Work to do — From the entries below, copy out every line with "fondazione" in it.

+++++

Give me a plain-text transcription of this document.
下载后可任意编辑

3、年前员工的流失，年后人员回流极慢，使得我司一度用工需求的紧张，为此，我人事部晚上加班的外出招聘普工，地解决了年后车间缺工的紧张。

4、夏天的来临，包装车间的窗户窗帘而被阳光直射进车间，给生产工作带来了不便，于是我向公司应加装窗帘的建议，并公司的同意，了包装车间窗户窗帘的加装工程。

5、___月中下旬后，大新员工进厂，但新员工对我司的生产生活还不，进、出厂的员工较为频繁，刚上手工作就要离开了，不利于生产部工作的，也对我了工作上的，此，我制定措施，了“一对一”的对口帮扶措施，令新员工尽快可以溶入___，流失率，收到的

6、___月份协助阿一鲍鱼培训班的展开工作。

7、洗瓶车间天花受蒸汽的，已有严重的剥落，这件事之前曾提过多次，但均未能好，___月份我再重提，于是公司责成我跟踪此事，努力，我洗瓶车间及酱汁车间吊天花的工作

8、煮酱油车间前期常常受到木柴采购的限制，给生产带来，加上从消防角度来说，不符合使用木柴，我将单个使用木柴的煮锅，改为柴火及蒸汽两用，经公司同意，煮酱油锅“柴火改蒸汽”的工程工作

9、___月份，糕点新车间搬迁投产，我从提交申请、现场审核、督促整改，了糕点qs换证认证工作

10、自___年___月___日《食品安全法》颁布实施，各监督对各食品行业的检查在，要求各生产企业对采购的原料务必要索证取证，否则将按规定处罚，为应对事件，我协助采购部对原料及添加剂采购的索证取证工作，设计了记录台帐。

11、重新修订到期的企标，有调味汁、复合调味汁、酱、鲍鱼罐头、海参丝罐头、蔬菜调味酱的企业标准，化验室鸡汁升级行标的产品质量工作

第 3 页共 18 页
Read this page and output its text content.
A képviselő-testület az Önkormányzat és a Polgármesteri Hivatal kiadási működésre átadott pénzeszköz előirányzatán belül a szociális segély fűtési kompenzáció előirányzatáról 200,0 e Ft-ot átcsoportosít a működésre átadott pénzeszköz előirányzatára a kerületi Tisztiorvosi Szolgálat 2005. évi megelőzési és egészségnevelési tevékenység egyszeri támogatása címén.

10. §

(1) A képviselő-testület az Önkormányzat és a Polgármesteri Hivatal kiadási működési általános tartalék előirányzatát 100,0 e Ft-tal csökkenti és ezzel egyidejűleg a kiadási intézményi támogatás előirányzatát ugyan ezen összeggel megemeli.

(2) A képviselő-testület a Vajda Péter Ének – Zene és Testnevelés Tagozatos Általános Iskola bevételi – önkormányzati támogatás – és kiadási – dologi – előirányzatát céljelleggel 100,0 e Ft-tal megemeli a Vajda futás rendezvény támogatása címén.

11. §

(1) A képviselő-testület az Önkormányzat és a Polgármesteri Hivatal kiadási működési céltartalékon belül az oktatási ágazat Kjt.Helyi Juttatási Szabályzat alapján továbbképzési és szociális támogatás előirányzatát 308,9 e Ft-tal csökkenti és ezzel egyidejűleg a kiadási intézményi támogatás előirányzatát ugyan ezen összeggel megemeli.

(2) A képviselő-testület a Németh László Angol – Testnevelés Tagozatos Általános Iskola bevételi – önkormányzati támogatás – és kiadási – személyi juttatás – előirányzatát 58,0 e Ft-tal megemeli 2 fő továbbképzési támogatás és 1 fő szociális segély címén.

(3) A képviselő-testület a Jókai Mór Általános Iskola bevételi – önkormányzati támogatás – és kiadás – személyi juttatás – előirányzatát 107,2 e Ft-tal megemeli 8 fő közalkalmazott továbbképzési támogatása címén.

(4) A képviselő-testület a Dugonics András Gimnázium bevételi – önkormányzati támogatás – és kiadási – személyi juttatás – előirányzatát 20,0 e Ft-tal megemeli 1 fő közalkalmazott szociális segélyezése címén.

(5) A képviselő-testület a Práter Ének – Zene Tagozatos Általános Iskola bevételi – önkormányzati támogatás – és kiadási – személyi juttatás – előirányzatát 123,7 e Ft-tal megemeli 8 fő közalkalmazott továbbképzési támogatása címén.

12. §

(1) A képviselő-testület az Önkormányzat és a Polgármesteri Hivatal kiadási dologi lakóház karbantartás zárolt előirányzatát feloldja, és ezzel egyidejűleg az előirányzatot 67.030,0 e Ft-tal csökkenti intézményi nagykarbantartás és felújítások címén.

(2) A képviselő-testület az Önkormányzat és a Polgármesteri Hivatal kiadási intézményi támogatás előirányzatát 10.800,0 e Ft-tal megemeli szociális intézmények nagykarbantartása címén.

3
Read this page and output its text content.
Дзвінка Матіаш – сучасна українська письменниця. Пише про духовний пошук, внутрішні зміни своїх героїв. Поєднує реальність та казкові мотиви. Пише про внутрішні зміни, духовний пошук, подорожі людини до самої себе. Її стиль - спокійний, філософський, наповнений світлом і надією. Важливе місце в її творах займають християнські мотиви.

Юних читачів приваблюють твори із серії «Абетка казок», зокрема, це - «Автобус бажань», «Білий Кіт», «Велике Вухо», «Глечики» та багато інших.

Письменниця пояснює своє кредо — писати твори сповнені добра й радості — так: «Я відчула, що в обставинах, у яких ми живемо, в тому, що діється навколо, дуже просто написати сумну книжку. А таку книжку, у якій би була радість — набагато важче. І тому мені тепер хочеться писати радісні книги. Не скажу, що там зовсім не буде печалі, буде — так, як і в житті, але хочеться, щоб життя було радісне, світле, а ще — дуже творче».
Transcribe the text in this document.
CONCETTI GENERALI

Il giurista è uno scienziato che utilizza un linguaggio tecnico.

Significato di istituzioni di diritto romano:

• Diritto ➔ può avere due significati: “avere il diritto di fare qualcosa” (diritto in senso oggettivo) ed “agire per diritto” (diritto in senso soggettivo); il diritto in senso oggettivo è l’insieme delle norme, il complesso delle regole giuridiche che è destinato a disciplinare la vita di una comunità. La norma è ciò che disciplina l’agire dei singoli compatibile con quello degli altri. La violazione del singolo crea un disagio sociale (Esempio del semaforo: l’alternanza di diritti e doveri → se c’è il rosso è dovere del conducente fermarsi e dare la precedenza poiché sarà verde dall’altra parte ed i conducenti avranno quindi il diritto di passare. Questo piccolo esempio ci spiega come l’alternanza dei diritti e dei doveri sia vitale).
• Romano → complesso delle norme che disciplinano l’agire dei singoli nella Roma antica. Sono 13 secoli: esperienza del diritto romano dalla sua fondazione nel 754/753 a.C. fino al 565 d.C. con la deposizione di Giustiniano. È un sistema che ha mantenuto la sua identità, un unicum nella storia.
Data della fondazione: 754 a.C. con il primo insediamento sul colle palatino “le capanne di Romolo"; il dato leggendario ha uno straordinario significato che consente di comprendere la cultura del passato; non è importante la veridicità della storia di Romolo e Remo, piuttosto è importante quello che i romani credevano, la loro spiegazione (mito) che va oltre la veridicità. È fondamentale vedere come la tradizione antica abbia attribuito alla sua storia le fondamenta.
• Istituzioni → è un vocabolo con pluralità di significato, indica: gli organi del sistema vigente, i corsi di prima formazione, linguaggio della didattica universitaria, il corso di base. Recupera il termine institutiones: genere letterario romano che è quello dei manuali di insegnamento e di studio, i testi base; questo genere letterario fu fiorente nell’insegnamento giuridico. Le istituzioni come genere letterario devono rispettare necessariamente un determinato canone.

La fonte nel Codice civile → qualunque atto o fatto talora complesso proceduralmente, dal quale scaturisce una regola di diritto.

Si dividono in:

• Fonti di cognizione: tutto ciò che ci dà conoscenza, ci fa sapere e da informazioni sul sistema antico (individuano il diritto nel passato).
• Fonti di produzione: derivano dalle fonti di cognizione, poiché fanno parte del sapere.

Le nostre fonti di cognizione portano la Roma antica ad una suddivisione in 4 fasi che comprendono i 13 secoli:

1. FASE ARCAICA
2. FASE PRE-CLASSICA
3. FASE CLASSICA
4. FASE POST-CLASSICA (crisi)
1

+++++

Exercise answer —
• Romano → complesso delle norme che disciplinano l’agire dei singoli nella Roma antica. Sono 13 secoli: esperienza del diritto romano dalla sua fondazione nel 754/753 a.C. fino al 565 d.C. con la deposizione di Giustiniano. È un sistema che ha mantenuto la sua identità, un unicum nella storia.
Data della fondazione: 754 a.C. con il primo insediamento sul colle palatino “le capanne di Romolo"; il dato leggendario ha uno straordinario significato che consente di comprendere la cultura del passato; non è importante la veridicità della storia di Romolo e Remo, piuttosto è importante quello che i romani credevano, la loro spiegazione (mito) che va oltre la veridicità. È fondamentale vedere come la tradizione antica abbia attribuito alla sua storia le fondamenta.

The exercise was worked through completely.